*DO THIS*:
Using the entries that follow, collect the lines where the word "type" appears.
BEGIN LISTING
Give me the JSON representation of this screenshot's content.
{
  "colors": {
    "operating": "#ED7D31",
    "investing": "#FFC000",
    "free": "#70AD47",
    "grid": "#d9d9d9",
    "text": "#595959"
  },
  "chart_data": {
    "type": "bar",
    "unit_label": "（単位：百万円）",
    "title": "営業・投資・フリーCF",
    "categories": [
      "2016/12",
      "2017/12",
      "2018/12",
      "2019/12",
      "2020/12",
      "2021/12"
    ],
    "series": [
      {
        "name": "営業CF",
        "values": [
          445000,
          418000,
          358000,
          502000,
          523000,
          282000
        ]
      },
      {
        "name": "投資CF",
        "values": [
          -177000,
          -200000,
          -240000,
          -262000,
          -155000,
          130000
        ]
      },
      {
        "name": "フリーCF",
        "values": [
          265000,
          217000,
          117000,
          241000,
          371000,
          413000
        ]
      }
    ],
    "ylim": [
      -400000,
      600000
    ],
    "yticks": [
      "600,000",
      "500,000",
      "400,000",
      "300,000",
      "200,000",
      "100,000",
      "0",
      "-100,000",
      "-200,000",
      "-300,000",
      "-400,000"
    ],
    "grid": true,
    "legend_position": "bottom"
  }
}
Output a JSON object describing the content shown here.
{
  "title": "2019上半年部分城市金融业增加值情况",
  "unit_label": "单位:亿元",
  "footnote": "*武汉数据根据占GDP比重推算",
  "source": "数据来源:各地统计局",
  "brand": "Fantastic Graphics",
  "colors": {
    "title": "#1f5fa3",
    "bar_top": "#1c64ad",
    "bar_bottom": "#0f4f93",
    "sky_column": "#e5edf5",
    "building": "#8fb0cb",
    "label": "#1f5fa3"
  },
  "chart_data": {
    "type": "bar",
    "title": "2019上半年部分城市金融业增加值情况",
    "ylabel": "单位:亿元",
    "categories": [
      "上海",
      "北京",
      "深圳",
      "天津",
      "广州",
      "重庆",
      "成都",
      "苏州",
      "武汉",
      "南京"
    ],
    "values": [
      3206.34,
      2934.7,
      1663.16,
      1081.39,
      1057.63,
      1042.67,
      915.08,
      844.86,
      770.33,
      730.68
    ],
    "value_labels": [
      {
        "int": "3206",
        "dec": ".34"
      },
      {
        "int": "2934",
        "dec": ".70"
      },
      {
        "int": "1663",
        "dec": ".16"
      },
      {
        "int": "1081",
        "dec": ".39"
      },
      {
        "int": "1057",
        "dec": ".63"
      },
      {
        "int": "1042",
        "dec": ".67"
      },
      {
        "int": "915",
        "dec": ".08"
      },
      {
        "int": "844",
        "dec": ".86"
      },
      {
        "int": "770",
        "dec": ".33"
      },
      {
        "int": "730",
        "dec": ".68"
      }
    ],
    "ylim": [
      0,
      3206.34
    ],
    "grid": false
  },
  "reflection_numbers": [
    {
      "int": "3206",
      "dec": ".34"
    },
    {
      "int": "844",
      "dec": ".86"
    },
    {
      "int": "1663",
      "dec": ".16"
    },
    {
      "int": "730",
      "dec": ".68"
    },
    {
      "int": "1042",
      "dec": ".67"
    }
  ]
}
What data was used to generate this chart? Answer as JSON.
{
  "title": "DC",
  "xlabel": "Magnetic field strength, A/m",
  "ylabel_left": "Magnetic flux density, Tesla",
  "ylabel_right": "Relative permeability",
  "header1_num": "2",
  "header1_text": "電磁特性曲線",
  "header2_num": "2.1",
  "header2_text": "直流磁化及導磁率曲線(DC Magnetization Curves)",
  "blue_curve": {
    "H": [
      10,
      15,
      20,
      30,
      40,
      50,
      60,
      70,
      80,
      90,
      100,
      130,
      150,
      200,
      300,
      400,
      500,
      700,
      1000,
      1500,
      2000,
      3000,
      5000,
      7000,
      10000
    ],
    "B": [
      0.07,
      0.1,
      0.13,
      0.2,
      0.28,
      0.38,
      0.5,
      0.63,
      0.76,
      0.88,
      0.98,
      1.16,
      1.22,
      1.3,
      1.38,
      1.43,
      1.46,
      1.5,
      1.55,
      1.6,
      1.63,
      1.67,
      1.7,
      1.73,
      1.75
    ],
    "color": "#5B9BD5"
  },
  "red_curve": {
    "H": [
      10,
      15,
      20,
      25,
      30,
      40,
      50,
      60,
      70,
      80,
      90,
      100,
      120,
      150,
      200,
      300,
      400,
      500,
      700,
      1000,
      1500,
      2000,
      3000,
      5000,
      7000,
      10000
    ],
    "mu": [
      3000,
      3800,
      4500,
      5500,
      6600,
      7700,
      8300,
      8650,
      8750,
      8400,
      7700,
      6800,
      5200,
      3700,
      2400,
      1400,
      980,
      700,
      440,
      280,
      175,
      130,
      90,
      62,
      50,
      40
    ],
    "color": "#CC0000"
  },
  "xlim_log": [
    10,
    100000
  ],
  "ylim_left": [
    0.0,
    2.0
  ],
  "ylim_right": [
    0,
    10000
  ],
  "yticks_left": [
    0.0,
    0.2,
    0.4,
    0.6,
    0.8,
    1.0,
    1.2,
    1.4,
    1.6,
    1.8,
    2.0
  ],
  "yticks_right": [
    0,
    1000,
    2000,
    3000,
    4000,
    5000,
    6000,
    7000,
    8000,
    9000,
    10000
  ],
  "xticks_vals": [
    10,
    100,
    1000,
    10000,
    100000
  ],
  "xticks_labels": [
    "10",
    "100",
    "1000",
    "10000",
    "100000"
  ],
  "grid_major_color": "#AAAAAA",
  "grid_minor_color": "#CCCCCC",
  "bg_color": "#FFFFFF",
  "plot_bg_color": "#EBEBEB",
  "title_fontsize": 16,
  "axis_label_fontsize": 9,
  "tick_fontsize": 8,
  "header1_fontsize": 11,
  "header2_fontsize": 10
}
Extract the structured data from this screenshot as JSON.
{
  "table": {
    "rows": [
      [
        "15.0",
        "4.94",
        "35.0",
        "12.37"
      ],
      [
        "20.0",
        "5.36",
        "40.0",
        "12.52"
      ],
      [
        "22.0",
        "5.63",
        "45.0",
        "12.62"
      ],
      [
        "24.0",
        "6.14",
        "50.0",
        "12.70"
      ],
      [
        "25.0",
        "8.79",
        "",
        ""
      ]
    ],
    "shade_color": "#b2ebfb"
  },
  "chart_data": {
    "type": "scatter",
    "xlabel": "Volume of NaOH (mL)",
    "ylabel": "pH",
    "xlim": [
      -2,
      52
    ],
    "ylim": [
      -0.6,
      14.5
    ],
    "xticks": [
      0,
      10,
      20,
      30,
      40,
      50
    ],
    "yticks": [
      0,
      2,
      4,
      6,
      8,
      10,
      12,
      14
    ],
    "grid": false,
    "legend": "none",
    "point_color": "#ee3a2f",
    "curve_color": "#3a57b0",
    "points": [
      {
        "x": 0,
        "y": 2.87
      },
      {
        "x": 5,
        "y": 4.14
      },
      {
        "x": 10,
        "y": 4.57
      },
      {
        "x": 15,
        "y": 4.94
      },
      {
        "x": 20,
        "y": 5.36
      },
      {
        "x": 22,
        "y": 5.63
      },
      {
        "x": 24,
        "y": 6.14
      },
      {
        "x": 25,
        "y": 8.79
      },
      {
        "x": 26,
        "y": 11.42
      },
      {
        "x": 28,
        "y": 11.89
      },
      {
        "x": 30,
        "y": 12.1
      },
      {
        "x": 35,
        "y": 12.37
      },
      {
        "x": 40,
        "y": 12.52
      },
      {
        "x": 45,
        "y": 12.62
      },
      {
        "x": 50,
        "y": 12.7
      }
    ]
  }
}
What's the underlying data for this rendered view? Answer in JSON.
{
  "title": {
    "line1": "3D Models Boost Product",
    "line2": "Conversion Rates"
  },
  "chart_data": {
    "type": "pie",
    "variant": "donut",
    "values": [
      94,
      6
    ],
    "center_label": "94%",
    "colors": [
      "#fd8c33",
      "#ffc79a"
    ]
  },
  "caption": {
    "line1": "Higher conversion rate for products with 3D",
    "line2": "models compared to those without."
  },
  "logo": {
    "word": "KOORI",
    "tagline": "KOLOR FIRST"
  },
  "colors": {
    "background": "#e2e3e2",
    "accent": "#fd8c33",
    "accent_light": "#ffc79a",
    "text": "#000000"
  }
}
END LISTING
*RESPONSE FOR THIS EXERCISE*:
    "type": "bar",
    "type": "bar",
    "type": "scatter",
    "type": "pie",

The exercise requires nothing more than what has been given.